Filter the entries, keeping every line with the word "that".

**Supplied material:**
################
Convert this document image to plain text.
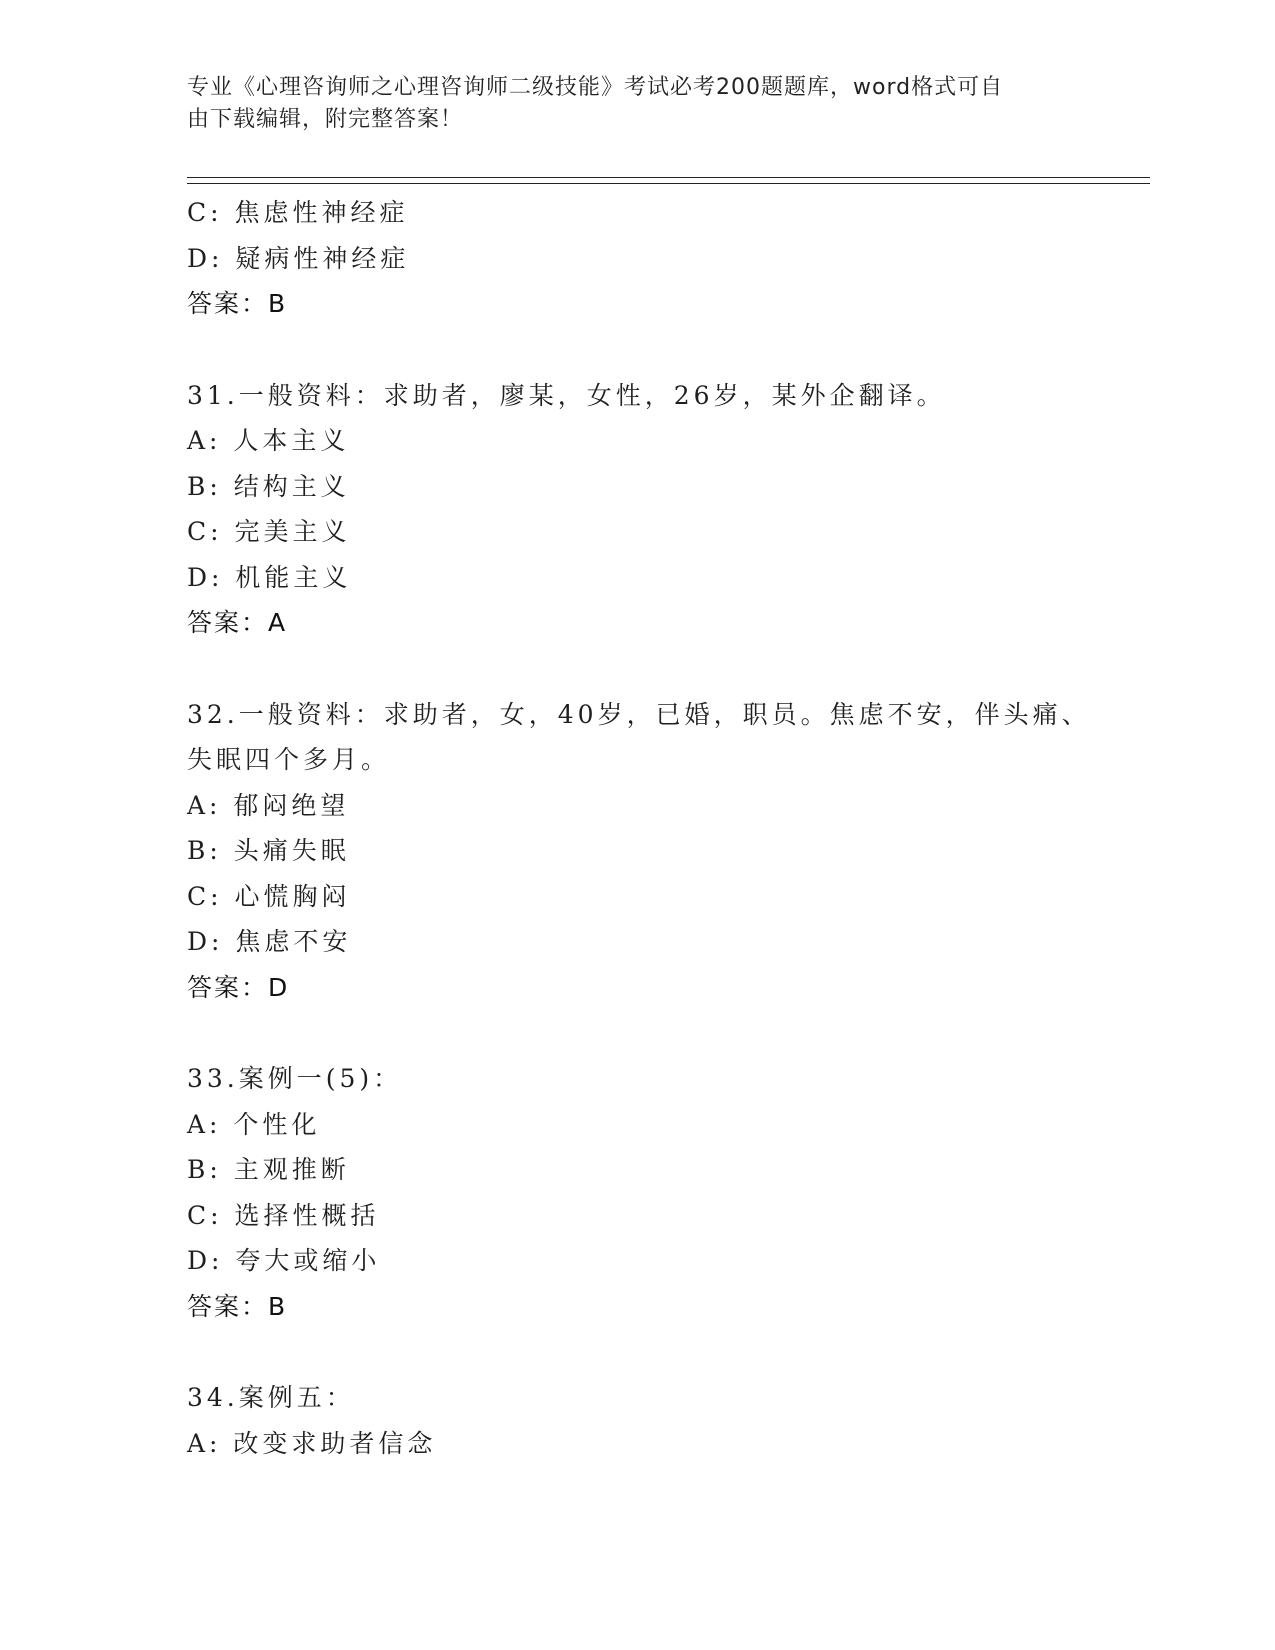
专业《心理咨询师之心理咨询师二级技能》考试必考200题题库，word格式可自
由下载编辑，附完整答案！
C: 焦虑性神经症
D: 疑病性神经症
答案：B
31.一般资料：求助者，廖某，女性，26岁，某外企翻译。
A: 人本主义
B: 结构主义
C: 完美主义
D: 机能主义
答案：A
32.一般资料：求助者，女，40岁，已婚，职员。焦虑不安，伴头痛、
失眠四个多月。
A: 郁闷绝望
B: 头痛失眠
C: 心慌胸闷
D: 焦虑不安
答案：D
33.案例一(5)：
A: 个性化
B: 主观推断
C: 选择性概括
D: 夸大或缩小
答案：B
34.案例五：
A: 改变求助者信念
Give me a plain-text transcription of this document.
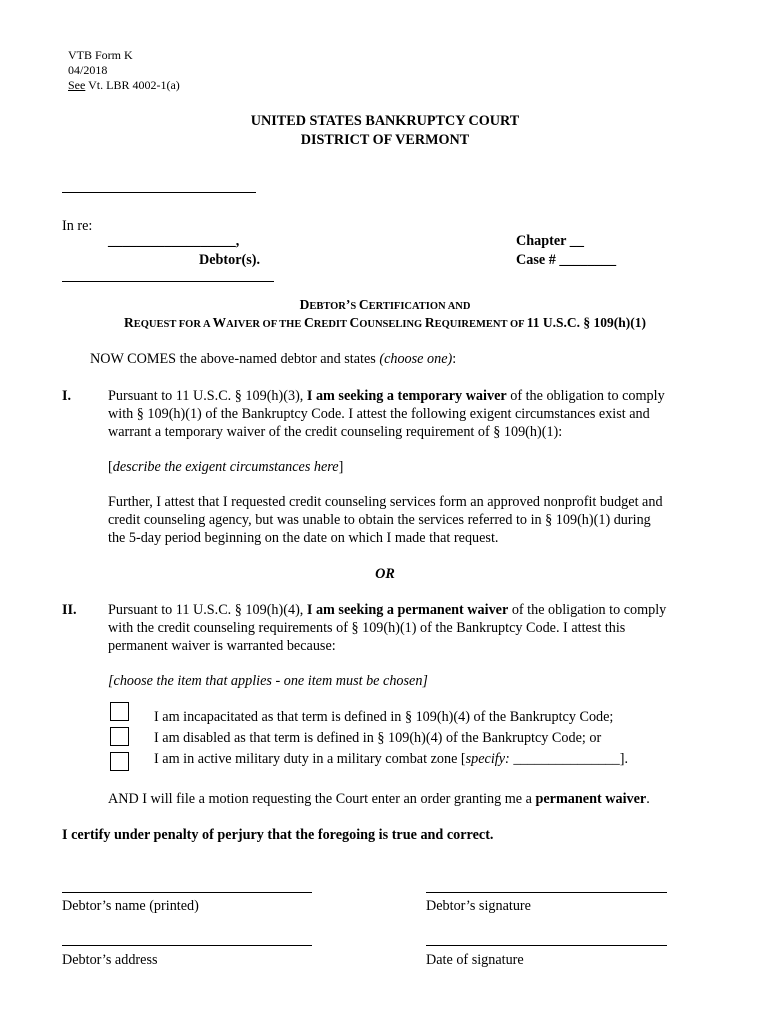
VTB Form K
04/2018
See Vt. LBR 4002-1(a)
UNITED STATES BANKRUPTCY COURT
DISTRICT OF VERMONT
In re:
__________________,
Debtor(s).
Chapter __
Case # ________
DEBTOR’S CERTIFICATION AND
REQUEST FOR A WAIVER OF THE CREDIT COUNSELING REQUIREMENT OF 11 U.S.C. § 109(h)(1)
NOW COMES the above-named debtor and states (choose one):
I.	Pursuant to 11 U.S.C. § 109(h)(3), I am seeking a temporary waiver of the obligation to comply
with § 109(h)(1) of the Bankruptcy Code. I attest the following exigent circumstances exist and
warrant a temporary waiver of the credit counseling requirement of § 109(h)(1):
[describe the exigent circumstances here]
Further, I attest that I requested credit counseling services form an approved nonprofit budget and
credit counseling agency, but was unable to obtain the services referred to in § 109(h)(1) during
the 5-day period beginning on the date on which I made that request.
OR
II. Pursuant to 11 U.S.C. § 109(h)(4), I am seeking a permanent waiver of the obligation to comply
with the credit counseling requirements of § 109(h)(1) of the Bankruptcy Code. I attest this
permanent waiver is warranted because:
[choose the item that applies - one item must be chosen]
I am incapacitated as that term is defined in § 109(h)(4) of the Bankruptcy Code;
I am disabled as that term is defined in § 109(h)(4) of the Bankruptcy Code; or
I am in active military duty in a military combat zone [specify: _______________].
AND I will file a motion requesting the Court enter an order granting me a permanent waiver.
I certify under penalty of perjury that the foregoing is true and correct.
Debtor’s name (printed)	Debtor’s signature
Debtor’s address	Date of signature
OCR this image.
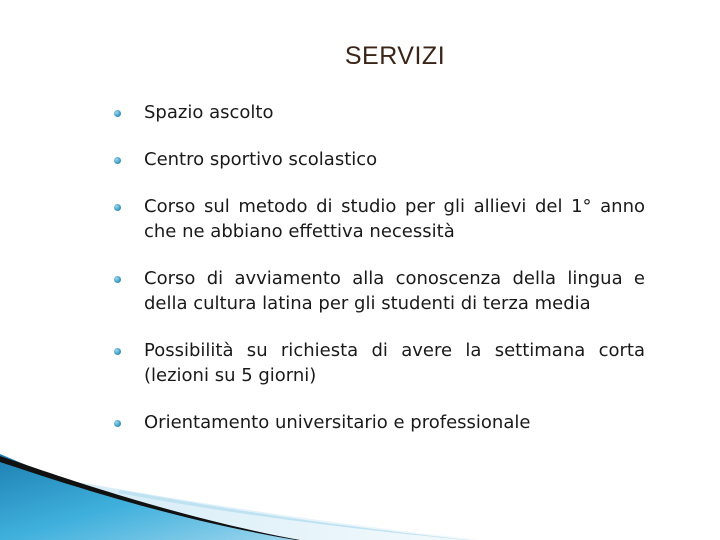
SERVIZI
Spazio ascolto
Centro sportivo scolastico
Corso sul metodo di studio per gli allievi del 1° anno che ne abbiano effettiva necessità
Corso di avviamento alla conoscenza della lingua e della cultura latina per gli studenti di terza media
Possibilità su richiesta di avere la settimana corta (lezioni su 5 giorni)
Orientamento universitario e professionale
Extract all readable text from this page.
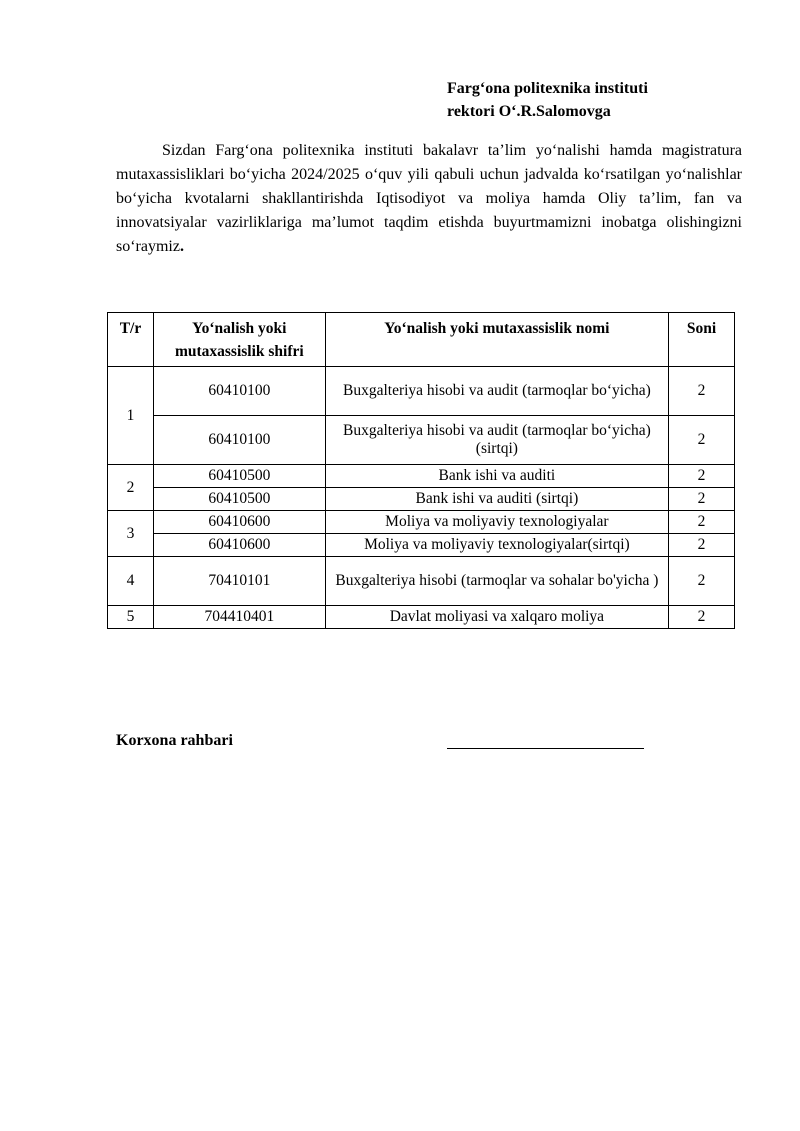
Farg‘ona politexnika instituti
rektori O‘.R.Salomovga
Sizdan Farg‘ona politexnika instituti bakalavr ta’lim yo‘nalishi hamda magistratura mutaxassisliklari bo‘yicha 2024/2025 o‘quv yili qabuli uchun jadvalda ko‘rsatilgan yo‘nalishlar bo‘yicha kvotalarni shakllantirishda Iqtisodiyot va moliya hamda Oliy ta’lim, fan va innovatsiyalar vazirliklariga ma’lumot taqdim etishda buyurtmamizni inobatga olishingizni so‘raymiz.
T/r	Yo‘nalish yoki mutaxassislik shifri	Yo‘nalish yoki mutaxassislik nomi	Soni
1	60410100	Buxgalteriya hisobi va audit (tarmoqlar bo‘yicha)	2
	60410100	Buxgalteriya hisobi va audit (tarmoqlar bo‘yicha) (sirtqi)	2
2	60410500	Bank ishi va auditi	2
	60410500	Bank ishi va auditi (sirtqi)	2
3	60410600	Moliya va moliyaviy texnologiyalar	2
	60410600	Moliya va moliyaviy texnologiyalar(sirtqi)	2
4	70410101	Buxgalteriya hisobi (tarmoqlar va sohalar bo'yicha )	2
5	704410401	Davlat moliyasi va xalqaro moliya	2
Korxona rahbari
################
**Exercise output:**
Further, I attest that I requested credit counseling services form an approved nonprofit budget and
the 5-day period beginning on the date on which I made that request.
[choose the item that applies - one item must be chosen]
I am incapacitated as that term is defined in § 109(h)(4) of the Bankruptcy Code;
I am disabled as that term is defined in § 109(h)(4) of the Bankruptcy Code; or
I certify under penalty of perjury that the foregoing is true and correct.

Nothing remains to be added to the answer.